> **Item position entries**
----------
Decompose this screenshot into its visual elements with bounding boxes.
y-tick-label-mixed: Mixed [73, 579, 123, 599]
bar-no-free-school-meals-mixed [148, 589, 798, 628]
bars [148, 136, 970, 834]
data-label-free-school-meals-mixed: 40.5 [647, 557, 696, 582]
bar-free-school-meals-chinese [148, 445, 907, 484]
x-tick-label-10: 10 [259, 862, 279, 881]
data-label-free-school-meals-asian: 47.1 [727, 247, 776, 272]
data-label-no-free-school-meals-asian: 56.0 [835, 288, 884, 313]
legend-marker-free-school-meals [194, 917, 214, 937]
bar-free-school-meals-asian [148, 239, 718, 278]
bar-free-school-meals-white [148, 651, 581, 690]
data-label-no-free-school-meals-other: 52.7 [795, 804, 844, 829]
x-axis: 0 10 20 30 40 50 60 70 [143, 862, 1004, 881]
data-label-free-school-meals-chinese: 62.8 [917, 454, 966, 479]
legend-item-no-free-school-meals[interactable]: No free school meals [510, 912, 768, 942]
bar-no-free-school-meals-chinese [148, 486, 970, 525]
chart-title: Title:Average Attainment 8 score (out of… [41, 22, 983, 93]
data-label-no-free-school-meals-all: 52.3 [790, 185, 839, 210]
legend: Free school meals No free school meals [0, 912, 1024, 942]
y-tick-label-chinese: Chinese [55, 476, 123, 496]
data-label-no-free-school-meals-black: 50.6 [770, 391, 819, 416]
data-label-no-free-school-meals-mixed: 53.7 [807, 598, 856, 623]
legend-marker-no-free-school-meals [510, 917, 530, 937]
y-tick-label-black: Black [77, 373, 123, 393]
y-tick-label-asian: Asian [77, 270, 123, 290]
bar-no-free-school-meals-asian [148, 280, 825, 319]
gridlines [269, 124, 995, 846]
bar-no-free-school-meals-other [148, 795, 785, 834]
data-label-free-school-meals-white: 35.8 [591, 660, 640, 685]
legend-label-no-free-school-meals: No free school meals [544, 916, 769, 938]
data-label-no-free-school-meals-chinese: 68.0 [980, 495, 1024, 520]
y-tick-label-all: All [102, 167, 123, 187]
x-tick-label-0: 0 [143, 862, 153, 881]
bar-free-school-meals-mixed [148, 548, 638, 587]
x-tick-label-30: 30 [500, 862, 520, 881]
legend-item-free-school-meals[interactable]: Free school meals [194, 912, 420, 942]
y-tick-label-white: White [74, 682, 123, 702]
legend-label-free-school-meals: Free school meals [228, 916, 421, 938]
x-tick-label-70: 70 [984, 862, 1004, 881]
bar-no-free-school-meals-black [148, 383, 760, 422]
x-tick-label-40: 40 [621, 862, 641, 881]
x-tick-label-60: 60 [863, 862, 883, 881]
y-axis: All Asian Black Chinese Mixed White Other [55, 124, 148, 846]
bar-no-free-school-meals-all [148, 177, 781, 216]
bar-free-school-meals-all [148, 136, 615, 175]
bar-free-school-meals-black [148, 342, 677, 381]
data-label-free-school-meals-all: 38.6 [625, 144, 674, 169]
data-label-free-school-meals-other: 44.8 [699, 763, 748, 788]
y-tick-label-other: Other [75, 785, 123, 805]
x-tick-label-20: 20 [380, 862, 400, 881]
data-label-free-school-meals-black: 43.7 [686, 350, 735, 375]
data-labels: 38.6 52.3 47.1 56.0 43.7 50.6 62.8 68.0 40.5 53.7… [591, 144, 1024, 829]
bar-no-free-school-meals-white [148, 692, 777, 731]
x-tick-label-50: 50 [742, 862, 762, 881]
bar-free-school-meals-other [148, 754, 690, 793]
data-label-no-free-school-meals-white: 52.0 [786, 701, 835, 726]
----------
> **What is being asked**
Rewrite the lines of every item above, putting "category-label" wherever "y-tick-label" appears and leaving everything else unchanged.

> **Answer to the problem**
Decompose this screenshot into its visual elements with bounding boxes.
category-label-mixed: Mixed [73, 579, 123, 599]
bar-no-free-school-meals-mixed [148, 589, 798, 628]
bars [148, 136, 970, 834]
data-label-free-school-meals-mixed: 40.5 [647, 557, 696, 582]
bar-free-school-meals-chinese [148, 445, 907, 484]
x-tick-label-10: 10 [259, 862, 279, 881]
data-label-free-school-meals-asian: 47.1 [727, 247, 776, 272]
data-label-no-free-school-meals-asian: 56.0 [835, 288, 884, 313]
legend-marker-free-school-meals [194, 917, 214, 937]
bar-free-school-meals-asian [148, 239, 718, 278]
bar-free-school-meals-white [148, 651, 581, 690]
data-label-no-free-school-meals-other: 52.7 [795, 804, 844, 829]
x-axis: 0 10 20 30 40 50 60 70 [143, 862, 1004, 881]
data-label-free-school-meals-chinese: 62.8 [917, 454, 966, 479]
legend-item-no-free-school-meals[interactable]: No free school meals [510, 912, 768, 942]
bar-no-free-school-meals-chinese [148, 486, 970, 525]
chart-title: Title:Average Attainment 8 score (out of… [41, 22, 983, 93]
data-label-no-free-school-meals-all: 52.3 [790, 185, 839, 210]
legend: Free school meals No free school meals [0, 912, 1024, 942]
category-label-chinese: Chinese [55, 476, 123, 496]
data-label-no-free-school-meals-black: 50.6 [770, 391, 819, 416]
data-label-no-free-school-meals-mixed: 53.7 [807, 598, 856, 623]
legend-marker-no-free-school-meals [510, 917, 530, 937]
category-label-black: Black [77, 373, 123, 393]
category-label-asian: Asian [77, 270, 123, 290]
bar-no-free-school-meals-asian [148, 280, 825, 319]
gridlines [269, 124, 995, 846]
bar-no-free-school-meals-other [148, 795, 785, 834]
data-label-free-school-meals-white: 35.8 [591, 660, 640, 685]
legend-label-no-free-school-meals: No free school meals [544, 916, 769, 938]
data-label-no-free-school-meals-chinese: 68.0 [980, 495, 1024, 520]
category-label-all: All [102, 167, 123, 187]
x-tick-label-0: 0 [143, 862, 153, 881]
bar-free-school-meals-mixed [148, 548, 638, 587]
x-tick-label-30: 30 [500, 862, 520, 881]
legend-item-free-school-meals[interactable]: Free school meals [194, 912, 420, 942]
category-label-white: White [74, 682, 123, 702]
legend-label-free-school-meals: Free school meals [228, 916, 421, 938]
x-tick-label-70: 70 [984, 862, 1004, 881]
bar-no-free-school-meals-black [148, 383, 760, 422]
x-tick-label-40: 40 [621, 862, 641, 881]
x-tick-label-60: 60 [863, 862, 883, 881]
y-axis: All Asian Black Chinese Mixed White Other [55, 124, 148, 846]
bar-no-free-school-meals-all [148, 177, 781, 216]
bar-free-school-meals-all [148, 136, 615, 175]
bar-free-school-meals-black [148, 342, 677, 381]
data-label-free-school-meals-all: 38.6 [625, 144, 674, 169]
data-label-free-school-meals-other: 44.8 [699, 763, 748, 788]
category-label-other: Other [75, 785, 123, 805]
x-tick-label-20: 20 [380, 862, 400, 881]
data-label-free-school-meals-black: 43.7 [686, 350, 735, 375]
data-labels: 38.6 52.3 47.1 56.0 43.7 50.6 62.8 68.0 40.5 53.7… [591, 144, 1024, 829]
bar-no-free-school-meals-white [148, 692, 777, 731]
x-tick-label-50: 50 [742, 862, 762, 881]
bar-free-school-meals-other [148, 754, 690, 793]
data-label-no-free-school-meals-white: 52.0 [786, 701, 835, 726]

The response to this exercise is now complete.